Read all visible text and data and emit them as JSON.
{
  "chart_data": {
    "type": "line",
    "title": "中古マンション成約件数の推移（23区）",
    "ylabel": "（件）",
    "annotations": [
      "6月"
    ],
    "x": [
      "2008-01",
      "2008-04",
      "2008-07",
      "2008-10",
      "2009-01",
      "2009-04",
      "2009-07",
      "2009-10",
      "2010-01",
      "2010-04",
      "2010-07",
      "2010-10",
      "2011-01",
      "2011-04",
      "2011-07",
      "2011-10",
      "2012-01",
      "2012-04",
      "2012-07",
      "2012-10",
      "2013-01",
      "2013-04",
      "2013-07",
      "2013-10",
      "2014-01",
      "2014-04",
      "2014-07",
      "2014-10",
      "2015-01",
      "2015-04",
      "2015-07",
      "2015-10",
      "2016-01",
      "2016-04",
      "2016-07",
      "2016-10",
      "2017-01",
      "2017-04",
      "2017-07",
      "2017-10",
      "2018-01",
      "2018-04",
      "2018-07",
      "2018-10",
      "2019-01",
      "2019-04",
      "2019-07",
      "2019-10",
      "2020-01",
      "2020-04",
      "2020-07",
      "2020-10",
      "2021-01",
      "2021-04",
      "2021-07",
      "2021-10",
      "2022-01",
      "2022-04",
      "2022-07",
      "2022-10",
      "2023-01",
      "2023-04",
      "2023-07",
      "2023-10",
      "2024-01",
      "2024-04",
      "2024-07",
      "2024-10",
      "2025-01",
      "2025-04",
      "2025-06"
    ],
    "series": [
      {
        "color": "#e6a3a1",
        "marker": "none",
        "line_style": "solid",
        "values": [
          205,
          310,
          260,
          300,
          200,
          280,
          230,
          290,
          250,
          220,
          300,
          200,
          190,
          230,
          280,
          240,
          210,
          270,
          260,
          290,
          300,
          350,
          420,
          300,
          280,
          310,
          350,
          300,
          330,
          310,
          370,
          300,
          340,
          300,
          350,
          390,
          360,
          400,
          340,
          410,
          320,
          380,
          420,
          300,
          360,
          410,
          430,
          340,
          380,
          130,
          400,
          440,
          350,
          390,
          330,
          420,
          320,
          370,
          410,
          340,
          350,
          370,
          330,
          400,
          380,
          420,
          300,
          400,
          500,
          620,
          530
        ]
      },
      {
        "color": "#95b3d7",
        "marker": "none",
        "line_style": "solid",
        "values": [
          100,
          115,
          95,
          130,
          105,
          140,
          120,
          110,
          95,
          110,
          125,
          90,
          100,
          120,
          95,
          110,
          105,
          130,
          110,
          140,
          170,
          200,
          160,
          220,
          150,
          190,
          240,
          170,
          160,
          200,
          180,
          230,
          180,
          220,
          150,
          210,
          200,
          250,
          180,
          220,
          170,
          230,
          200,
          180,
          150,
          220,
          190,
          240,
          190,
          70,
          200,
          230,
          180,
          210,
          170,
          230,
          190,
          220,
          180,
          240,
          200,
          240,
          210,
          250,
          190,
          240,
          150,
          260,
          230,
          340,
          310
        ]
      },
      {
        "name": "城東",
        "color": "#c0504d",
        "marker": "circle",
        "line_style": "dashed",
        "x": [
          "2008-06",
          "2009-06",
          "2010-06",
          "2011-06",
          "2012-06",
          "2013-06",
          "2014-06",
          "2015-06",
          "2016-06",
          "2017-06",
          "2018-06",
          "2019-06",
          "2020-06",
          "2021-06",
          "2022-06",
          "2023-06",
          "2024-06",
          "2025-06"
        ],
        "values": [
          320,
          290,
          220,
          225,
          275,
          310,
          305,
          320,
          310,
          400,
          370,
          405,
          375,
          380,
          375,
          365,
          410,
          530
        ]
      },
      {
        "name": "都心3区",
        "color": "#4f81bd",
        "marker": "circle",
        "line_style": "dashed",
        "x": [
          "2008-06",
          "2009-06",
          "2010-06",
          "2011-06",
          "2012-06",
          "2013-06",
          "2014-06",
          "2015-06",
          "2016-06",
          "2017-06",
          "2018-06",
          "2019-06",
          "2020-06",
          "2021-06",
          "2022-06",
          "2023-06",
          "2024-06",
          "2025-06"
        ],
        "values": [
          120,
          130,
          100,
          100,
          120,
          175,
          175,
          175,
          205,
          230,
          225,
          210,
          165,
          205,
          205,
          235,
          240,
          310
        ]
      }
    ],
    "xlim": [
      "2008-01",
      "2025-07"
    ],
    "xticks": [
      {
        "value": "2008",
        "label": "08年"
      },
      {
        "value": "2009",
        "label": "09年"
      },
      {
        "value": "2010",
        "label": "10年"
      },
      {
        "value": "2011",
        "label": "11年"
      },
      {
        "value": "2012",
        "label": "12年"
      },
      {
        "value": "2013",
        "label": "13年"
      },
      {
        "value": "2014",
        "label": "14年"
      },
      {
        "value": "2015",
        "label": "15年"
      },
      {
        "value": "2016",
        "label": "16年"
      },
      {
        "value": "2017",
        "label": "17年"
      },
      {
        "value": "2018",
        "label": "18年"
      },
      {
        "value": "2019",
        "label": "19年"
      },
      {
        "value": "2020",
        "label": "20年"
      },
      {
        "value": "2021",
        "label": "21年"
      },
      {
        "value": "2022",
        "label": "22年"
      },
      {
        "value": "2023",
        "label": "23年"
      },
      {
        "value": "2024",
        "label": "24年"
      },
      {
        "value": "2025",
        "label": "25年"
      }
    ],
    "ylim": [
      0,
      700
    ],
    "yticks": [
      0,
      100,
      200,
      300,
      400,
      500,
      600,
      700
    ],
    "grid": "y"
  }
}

__Direction__:
Locate each line with the word "color" and copy it.

__The completed task__:
        "color": "#e6a3a1",
        "color": "#95b3d7",
        "color": "#c0504d",
        "color": "#4f81bd",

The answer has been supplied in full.